# Task requirements
Without the pictures, print each of the records below exactly as it appears.

# Provided records
* Start *

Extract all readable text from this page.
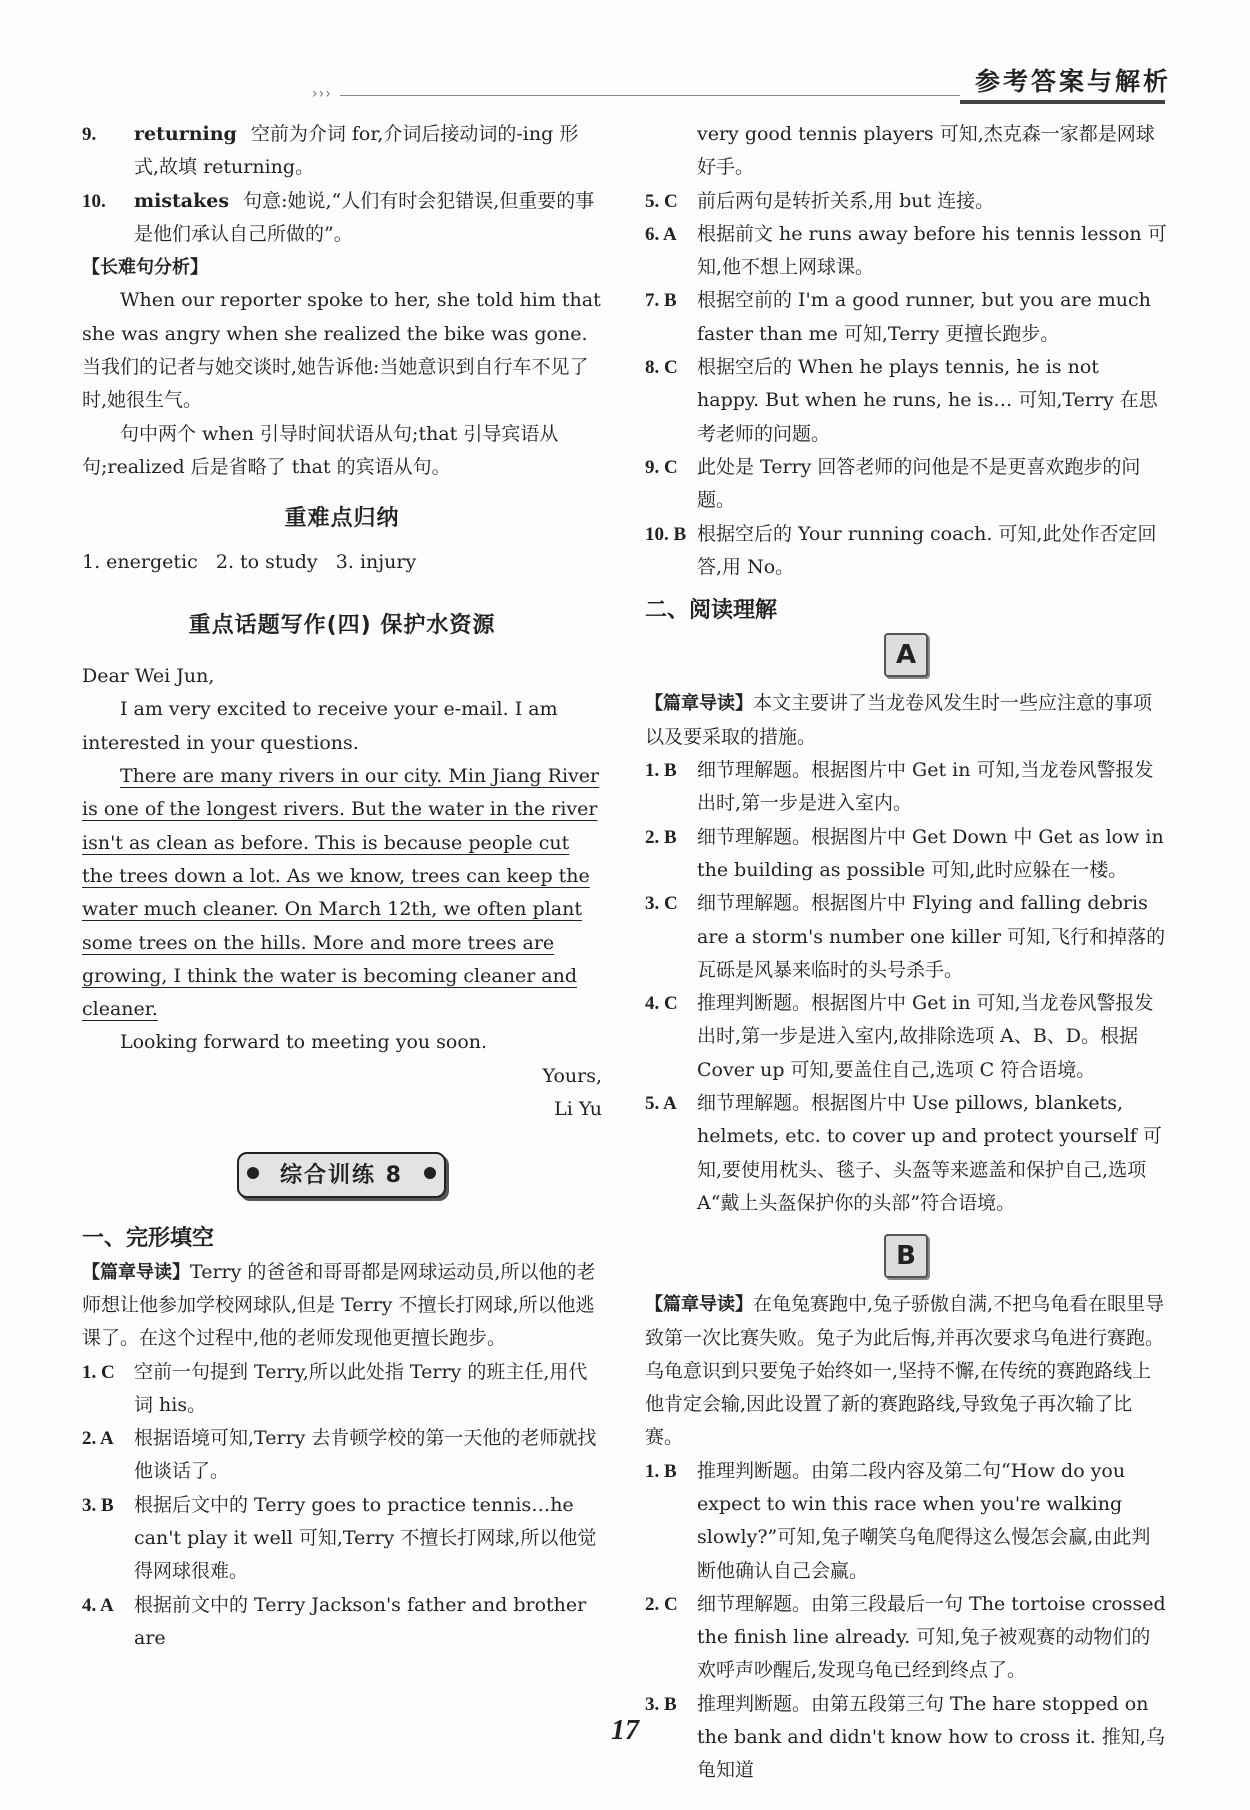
›››	参考答案与解析
9. returning 空前为介词 for,介词后接动词的-ing 形式,故填 returning。
10. mistakes 句意:她说,“人们有时会犯错误,但重要的事是他们承认自己所做的”。
【长难句分析】
When our reporter spoke to her, she told him that she was angry when she realized the bike was gone. 当我们的记者与她交谈时,她告诉他:当她意识到自行车不见了时,她很生气。
句中两个 when 引导时间状语从句;that 引导宾语从句;realized 后是省略了 that 的宾语从句。
重难点归纳
1. energetic   2. to study   3. injury
重点话题写作(四) 保护水资源
Dear Wei Jun,
I am very excited to receive your e-mail. I am interested in your questions.
There are many rivers in our city. Min Jiang River is one of the longest rivers. But the water in the river isn't as clean as before. This is because people cut the trees down a lot. As we know, trees can keep the water much cleaner. On March 12th, we often plant some trees on the hills. More and more trees are growing, I think the water is becoming cleaner and cleaner.
Looking forward to meeting you soon.
Yours,
Li Yu
综合训练 8
一、完形填空
【篇章导读】Terry 的爸爸和哥哥都是网球运动员,所以他的老师想让他参加学校网球队,但是 Terry 不擅长打网球,所以他逃课了。在这个过程中,他的老师发现他更擅长跑步。
1. C 空前一句提到 Terry,所以此处指 Terry 的班主任,用代词 his。
2. A 根据语境可知,Terry 去肯顿学校的第一天他的老师就找他谈话了。
3. B 根据后文中的 Terry goes to practice tennis…he can't play it well 可知,Terry 不擅长打网球,所以他觉得网球很难。
4. A 根据前文中的 Terry Jackson's father and brother are
very good tennis players 可知,杰克森一家都是网球好手。
5. C 前后两句是转折关系,用 but 连接。
6. A 根据前文 he runs away before his tennis lesson 可知,他不想上网球课。
7. B 根据空前的 I'm a good runner, but you are much faster than me 可知,Terry 更擅长跑步。
8. C 根据空后的 When he plays tennis, he is not happy. But when he runs, he is… 可知,Terry 在思考老师的问题。
9. C 此处是 Terry 回答老师的问他是不是更喜欢跑步的问题。
10. B 根据空后的 Your running coach. 可知,此处作否定回答,用 No。
二、阅读理解
A
【篇章导读】本文主要讲了当龙卷风发生时一些应注意的事项以及要采取的措施。
1. B 细节理解题。根据图片中 Get in 可知,当龙卷风警报发出时,第一步是进入室内。
2. B 细节理解题。根据图片中 Get Down 中 Get as low in the building as possible 可知,此时应躲在一楼。
3. C 细节理解题。根据图片中 Flying and falling debris are a storm's number one killer 可知,飞行和掉落的瓦砾是风暴来临时的头号杀手。
4. C 推理判断题。根据图片中 Get in 可知,当龙卷风警报发出时,第一步是进入室内,故排除选项 A、B、D。根据 Cover up 可知,要盖住自己,选项 C 符合语境。
5. A 细节理解题。根据图片中 Use pillows, blankets, helmets, etc. to cover up and protect yourself 可知,要使用枕头、毯子、头盔等来遮盖和保护自己,选项 A“戴上头盔保护你的头部”符合语境。
B
【篇章导读】在龟兔赛跑中,兔子骄傲自满,不把乌龟看在眼里导致第一次比赛失败。兔子为此后悔,并再次要求乌龟进行赛跑。乌龟意识到只要兔子始终如一,坚持不懈,在传统的赛跑路线上他肯定会输,因此设置了新的赛跑路线,导致兔子再次输了比赛。
1. B 推理判断题。由第二段内容及第二句“How do you expect to win this race when you're walking slowly?”可知,兔子嘲笑乌龟爬得这么慢怎会赢,由此判断他确认自己会赢。
2. C 细节理解题。由第三段最后一句 The tortoise crossed the finish line already. 可知,兔子被观赛的动物们的欢呼声吵醒后,发现乌龟已经到终点了。
3. B 推理判断题。由第五段第三句 The hare stopped on the bank and didn't know how to cross it. 推知,乌龟知道
17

* End *

# Answer below
Extract all readable text from this page.
›››	参考答案与解析
9. returning 空前为介词 for,介词后接动词的-ing 形式,故填 returning。
10. mistakes 句意:她说,“人们有时会犯错误,但重要的事是他们承认自己所做的”。
【长难句分析】
When our reporter spoke to her, she told him that she was angry when she realized the bike was gone. 当我们的记者与她交谈时,她告诉他:当她意识到自行车不见了时,她很生气。
句中两个 when 引导时间状语从句;that 引导宾语从句;realized 后是省略了 that 的宾语从句。
重难点归纳
1. energetic   2. to study   3. injury
重点话题写作(四) 保护水资源
Dear Wei Jun,
I am very excited to receive your e-mail. I am interested in your questions.
There are many rivers in our city. Min Jiang River is one of the longest rivers. But the water in the river isn't as clean as before. This is because people cut the trees down a lot. As we know, trees can keep the water much cleaner. On March 12th, we often plant some trees on the hills. More and more trees are growing, I think the water is becoming cleaner and cleaner.
Looking forward to meeting you soon.
Yours,
Li Yu
综合训练 8
一、完形填空
【篇章导读】Terry 的爸爸和哥哥都是网球运动员,所以他的老师想让他参加学校网球队,但是 Terry 不擅长打网球,所以他逃课了。在这个过程中,他的老师发现他更擅长跑步。
1. C 空前一句提到 Terry,所以此处指 Terry 的班主任,用代词 his。
2. A 根据语境可知,Terry 去肯顿学校的第一天他的老师就找他谈话了。
3. B 根据后文中的 Terry goes to practice tennis…he can't play it well 可知,Terry 不擅长打网球,所以他觉得网球很难。
4. A 根据前文中的 Terry Jackson's father and brother are
very good tennis players 可知,杰克森一家都是网球好手。
5. C 前后两句是转折关系,用 but 连接。
6. A 根据前文 he runs away before his tennis lesson 可知,他不想上网球课。
7. B 根据空前的 I'm a good runner, but you are much faster than me 可知,Terry 更擅长跑步。
8. C 根据空后的 When he plays tennis, he is not happy. But when he runs, he is… 可知,Terry 在思考老师的问题。
9. C 此处是 Terry 回答老师的问他是不是更喜欢跑步的问题。
10. B 根据空后的 Your running coach. 可知,此处作否定回答,用 No。
二、阅读理解
A
【篇章导读】本文主要讲了当龙卷风发生时一些应注意的事项以及要采取的措施。
1. B 细节理解题。根据图片中 Get in 可知,当龙卷风警报发出时,第一步是进入室内。
2. B 细节理解题。根据图片中 Get Down 中 Get as low in the building as possible 可知,此时应躲在一楼。
3. C 细节理解题。根据图片中 Flying and falling debris are a storm's number one killer 可知,飞行和掉落的瓦砾是风暴来临时的头号杀手。
4. C 推理判断题。根据图片中 Get in 可知,当龙卷风警报发出时,第一步是进入室内,故排除选项 A、B、D。根据 Cover up 可知,要盖住自己,选项 C 符合语境。
5. A 细节理解题。根据图片中 Use pillows, blankets, helmets, etc. to cover up and protect yourself 可知,要使用枕头、毯子、头盔等来遮盖和保护自己,选项 A“戴上头盔保护你的头部”符合语境。
B
【篇章导读】在龟兔赛跑中,兔子骄傲自满,不把乌龟看在眼里导致第一次比赛失败。兔子为此后悔,并再次要求乌龟进行赛跑。乌龟意识到只要兔子始终如一,坚持不懈,在传统的赛跑路线上他肯定会输,因此设置了新的赛跑路线,导致兔子再次输了比赛。
1. B 推理判断题。由第二段内容及第二句“How do you expect to win this race when you're walking slowly?”可知,兔子嘲笑乌龟爬得这么慢怎会赢,由此判断他确认自己会赢。
2. C 细节理解题。由第三段最后一句 The tortoise crossed the finish line already. 可知,兔子被观赛的动物们的欢呼声吵醒后,发现乌龟已经到终点了。
3. B 推理判断题。由第五段第三句 The hare stopped on the bank and didn't know how to cross it. 推知,乌龟知道
17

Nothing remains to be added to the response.